Objective
Pull out every line with the word "values".

*** Supplied material

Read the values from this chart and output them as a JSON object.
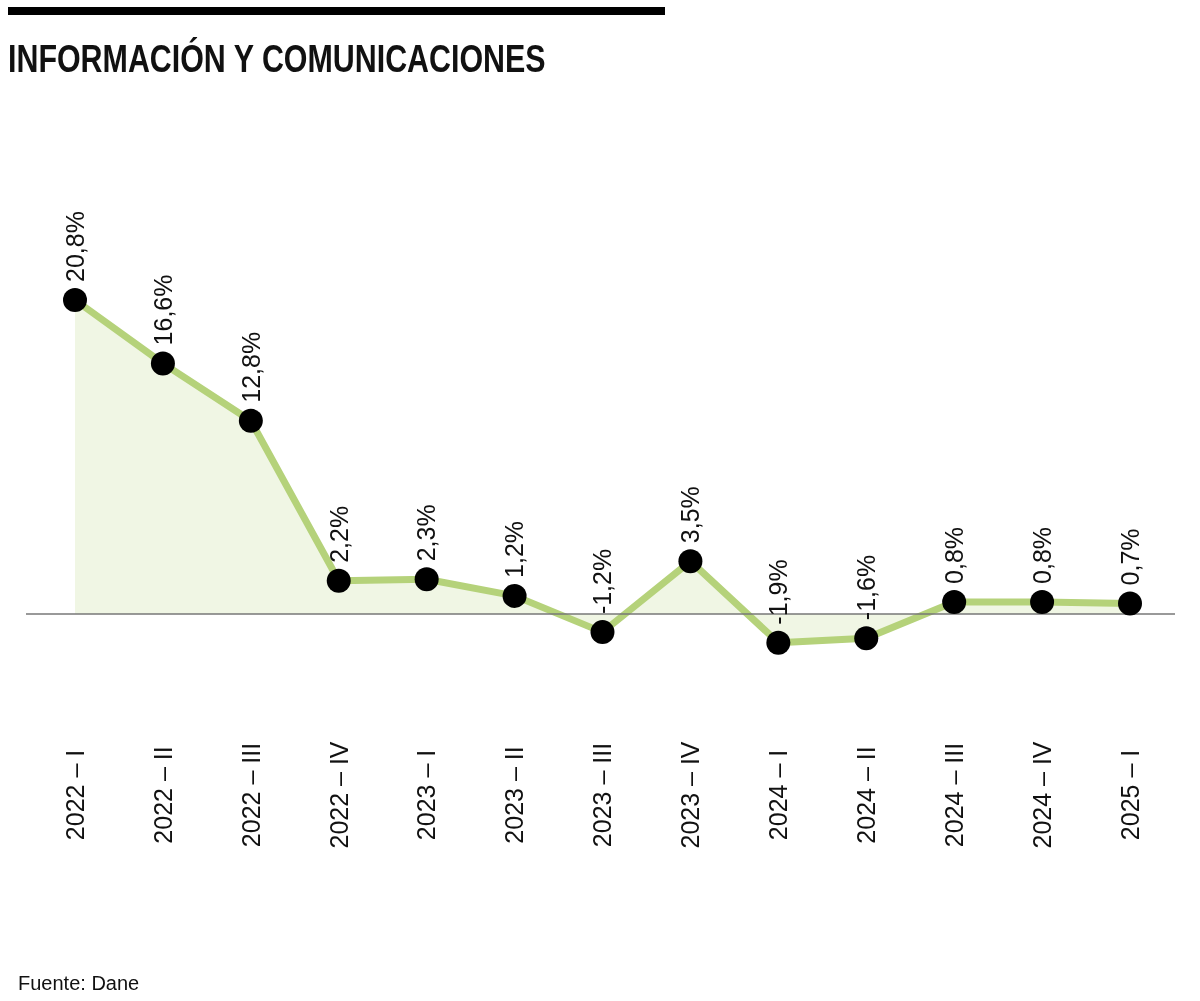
{
  "chart_data": {
    "type": "area",
    "title": "INFORMACIÓN Y COMUNICACIONES",
    "categories": [
      "2022 – I",
      "2022 – II",
      "2022 – III",
      "2022 – IV",
      "2023 – I",
      "2023 – II",
      "2023 – III",
      "2023 – IV",
      "2024 – I",
      "2024 – II",
      "2024 – III",
      "2024 – IV",
      "2025 – I"
    ],
    "values": [
      20.8,
      16.6,
      12.8,
      2.2,
      2.3,
      1.2,
      -1.2,
      3.5,
      -1.9,
      -1.6,
      0.8,
      0.8,
      0.7
    ],
    "value_labels": [
      "20,8%",
      "16,6%",
      "12,8%",
      "2,2%",
      "2,3%",
      "1,2%",
      "-1,2%",
      "3,5%",
      "-1,9%",
      "-1,6%",
      "0,8%",
      "0,8%",
      "0,7%"
    ],
    "color": "#b5d27a",
    "marker": "circle",
    "annotations": [
      "Fuente: Dane"
    ]
  }
}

******

Result
Read the values from this chart and output them as a JSON object.
    "values": [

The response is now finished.